--- The task ---
Quote the data below in full, minus the images.

--- Provided information ---
________

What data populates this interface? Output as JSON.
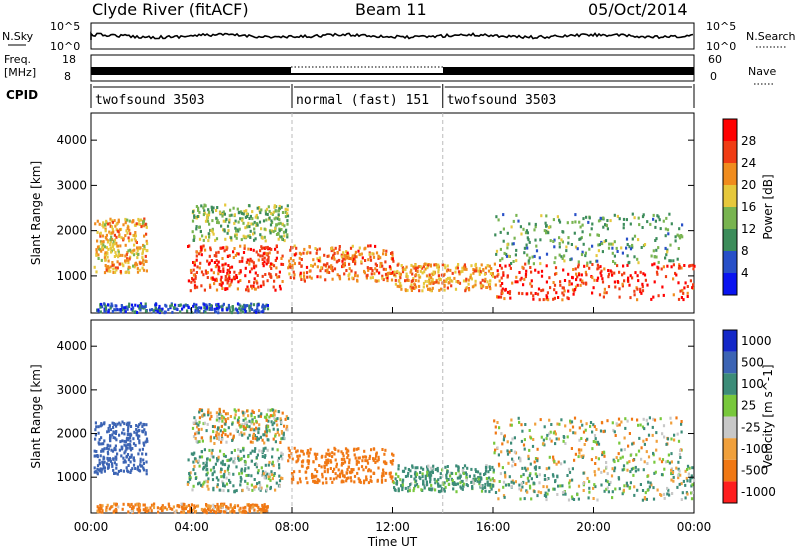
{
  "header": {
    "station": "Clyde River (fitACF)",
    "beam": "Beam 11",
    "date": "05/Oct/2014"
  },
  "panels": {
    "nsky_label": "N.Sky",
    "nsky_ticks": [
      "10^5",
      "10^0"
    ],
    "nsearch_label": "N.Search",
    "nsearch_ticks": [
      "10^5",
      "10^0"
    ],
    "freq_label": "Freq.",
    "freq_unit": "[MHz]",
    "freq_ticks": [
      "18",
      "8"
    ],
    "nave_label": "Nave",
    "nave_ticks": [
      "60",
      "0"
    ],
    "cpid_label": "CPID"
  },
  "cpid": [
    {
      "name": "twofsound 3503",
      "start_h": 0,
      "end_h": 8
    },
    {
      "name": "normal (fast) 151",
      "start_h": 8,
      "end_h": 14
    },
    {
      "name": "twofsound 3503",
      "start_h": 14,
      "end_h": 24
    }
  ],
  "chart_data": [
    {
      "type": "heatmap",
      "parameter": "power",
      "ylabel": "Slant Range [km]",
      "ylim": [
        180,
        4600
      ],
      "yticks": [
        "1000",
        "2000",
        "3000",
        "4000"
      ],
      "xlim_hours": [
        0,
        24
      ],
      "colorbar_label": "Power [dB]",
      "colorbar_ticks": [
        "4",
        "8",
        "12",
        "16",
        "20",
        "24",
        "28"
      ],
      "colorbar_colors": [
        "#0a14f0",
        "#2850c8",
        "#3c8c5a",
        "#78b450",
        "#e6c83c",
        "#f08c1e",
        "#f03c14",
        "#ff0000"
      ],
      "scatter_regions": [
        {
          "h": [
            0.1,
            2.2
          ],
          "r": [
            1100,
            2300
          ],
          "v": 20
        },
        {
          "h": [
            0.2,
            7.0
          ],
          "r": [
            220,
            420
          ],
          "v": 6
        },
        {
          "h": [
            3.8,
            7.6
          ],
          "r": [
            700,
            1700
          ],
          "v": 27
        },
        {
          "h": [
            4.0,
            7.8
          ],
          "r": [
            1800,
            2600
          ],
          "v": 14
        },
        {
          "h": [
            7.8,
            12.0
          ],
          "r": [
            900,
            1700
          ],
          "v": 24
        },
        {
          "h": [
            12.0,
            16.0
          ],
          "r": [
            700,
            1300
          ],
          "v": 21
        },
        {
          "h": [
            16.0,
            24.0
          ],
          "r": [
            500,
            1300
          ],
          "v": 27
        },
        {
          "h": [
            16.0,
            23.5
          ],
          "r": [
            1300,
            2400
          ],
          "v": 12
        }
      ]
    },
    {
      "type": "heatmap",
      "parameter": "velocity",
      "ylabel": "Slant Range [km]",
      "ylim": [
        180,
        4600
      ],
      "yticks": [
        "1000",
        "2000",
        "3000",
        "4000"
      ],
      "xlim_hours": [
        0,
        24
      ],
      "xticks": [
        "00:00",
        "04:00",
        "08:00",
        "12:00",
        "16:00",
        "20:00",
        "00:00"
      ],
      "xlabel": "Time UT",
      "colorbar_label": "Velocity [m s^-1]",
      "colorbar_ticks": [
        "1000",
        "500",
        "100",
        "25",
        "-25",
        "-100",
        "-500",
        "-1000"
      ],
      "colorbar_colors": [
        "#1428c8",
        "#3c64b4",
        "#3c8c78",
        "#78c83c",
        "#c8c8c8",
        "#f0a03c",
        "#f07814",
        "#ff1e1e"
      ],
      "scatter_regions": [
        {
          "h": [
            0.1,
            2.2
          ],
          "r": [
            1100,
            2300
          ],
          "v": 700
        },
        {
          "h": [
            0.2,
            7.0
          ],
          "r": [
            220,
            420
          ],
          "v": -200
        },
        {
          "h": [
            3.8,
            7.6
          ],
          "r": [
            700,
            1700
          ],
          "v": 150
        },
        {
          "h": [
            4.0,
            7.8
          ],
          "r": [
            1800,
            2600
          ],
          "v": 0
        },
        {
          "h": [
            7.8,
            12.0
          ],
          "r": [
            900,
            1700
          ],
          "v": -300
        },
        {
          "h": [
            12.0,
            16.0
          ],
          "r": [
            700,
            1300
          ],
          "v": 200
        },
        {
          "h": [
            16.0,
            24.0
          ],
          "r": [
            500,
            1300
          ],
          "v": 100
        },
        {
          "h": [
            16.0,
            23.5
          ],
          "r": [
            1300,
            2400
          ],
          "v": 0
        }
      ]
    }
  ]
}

________

--- Finished task ---
What data populates this interface? Output as JSON.
{
  "header": {
    "station": "Clyde River (fitACF)",
    "beam": "Beam 11",
    "date": "05/Oct/2014"
  },
  "panels": {
    "nsky_label": "N.Sky",
    "nsky_ticks": [
      "10^5",
      "10^0"
    ],
    "nsearch_label": "N.Search",
    "nsearch_ticks": [
      "10^5",
      "10^0"
    ],
    "freq_label": "Freq.",
    "freq_unit": "[MHz]",
    "freq_ticks": [
      "18",
      "8"
    ],
    "nave_label": "Nave",
    "nave_ticks": [
      "60",
      "0"
    ],
    "cpid_label": "CPID"
  },
  "cpid": [
    {
      "name": "twofsound 3503",
      "start_h": 0,
      "end_h": 8
    },
    {
      "name": "normal (fast) 151",
      "start_h": 8,
      "end_h": 14
    },
    {
      "name": "twofsound 3503",
      "start_h": 14,
      "end_h": 24
    }
  ],
  "chart_data": [
    {
      "type": "heatmap",
      "parameter": "power",
      "ylabel": "Slant Range [km]",
      "ylim": [
        180,
        4600
      ],
      "yticks": [
        "1000",
        "2000",
        "3000",
        "4000"
      ],
      "xlim_hours": [
        0,
        24
      ],
      "colorbar_label": "Power [dB]",
      "colorbar_ticks": [
        "4",
        "8",
        "12",
        "16",
        "20",
        "24",
        "28"
      ],
      "colorbar_colors": [
        "#0a14f0",
        "#2850c8",
        "#3c8c5a",
        "#78b450",
        "#e6c83c",
        "#f08c1e",
        "#f03c14",
        "#ff0000"
      ],
      "scatter_regions": [
        {
          "h": [
            0.1,
            2.2
          ],
          "r": [
            1100,
            2300
          ],
          "v": 20
        },
        {
          "h": [
            0.2,
            7.0
          ],
          "r": [
            220,
            420
          ],
          "v": 6
        },
        {
          "h": [
            3.8,
            7.6
          ],
          "r": [
            700,
            1700
          ],
          "v": 27
        },
        {
          "h": [
            4.0,
            7.8
          ],
          "r": [
            1800,
            2600
          ],
          "v": 14
        },
        {
          "h": [
            7.8,
            12.0
          ],
          "r": [
            900,
            1700
          ],
          "v": 24
        },
        {
          "h": [
            12.0,
            16.0
          ],
          "r": [
            700,
            1300
          ],
          "v": 21
        },
        {
          "h": [
            16.0,
            24.0
          ],
          "r": [
            500,
            1300
          ],
          "v": 27
        },
        {
          "h": [
            16.0,
            23.5
          ],
          "r": [
            1300,
            2400
          ],
          "v": 12
        }
      ]
    },
    {
      "type": "heatmap",
      "parameter": "velocity",
      "ylabel": "Slant Range [km]",
      "ylim": [
        180,
        4600
      ],
      "yticks": [
        "1000",
        "2000",
        "3000",
        "4000"
      ],
      "xlim_hours": [
        0,
        24
      ],
      "xticks": [
        "00:00",
        "04:00",
        "08:00",
        "12:00",
        "16:00",
        "20:00",
        "00:00"
      ],
      "xlabel": "Time UT",
      "colorbar_label": "Velocity [m s^-1]",
      "colorbar_ticks": [
        "1000",
        "500",
        "100",
        "25",
        "-25",
        "-100",
        "-500",
        "-1000"
      ],
      "colorbar_colors": [
        "#1428c8",
        "#3c64b4",
        "#3c8c78",
        "#78c83c",
        "#c8c8c8",
        "#f0a03c",
        "#f07814",
        "#ff1e1e"
      ],
      "scatter_regions": [
        {
          "h": [
            0.1,
            2.2
          ],
          "r": [
            1100,
            2300
          ],
          "v": 700
        },
        {
          "h": [
            0.2,
            7.0
          ],
          "r": [
            220,
            420
          ],
          "v": -200
        },
        {
          "h": [
            3.8,
            7.6
          ],
          "r": [
            700,
            1700
          ],
          "v": 150
        },
        {
          "h": [
            4.0,
            7.8
          ],
          "r": [
            1800,
            2600
          ],
          "v": 0
        },
        {
          "h": [
            7.8,
            12.0
          ],
          "r": [
            900,
            1700
          ],
          "v": -300
        },
        {
          "h": [
            12.0,
            16.0
          ],
          "r": [
            700,
            1300
          ],
          "v": 200
        },
        {
          "h": [
            16.0,
            24.0
          ],
          "r": [
            500,
            1300
          ],
          "v": 100
        },
        {
          "h": [
            16.0,
            23.5
          ],
          "r": [
            1300,
            2400
          ],
          "v": 0
        }
      ]
    }
  ]
}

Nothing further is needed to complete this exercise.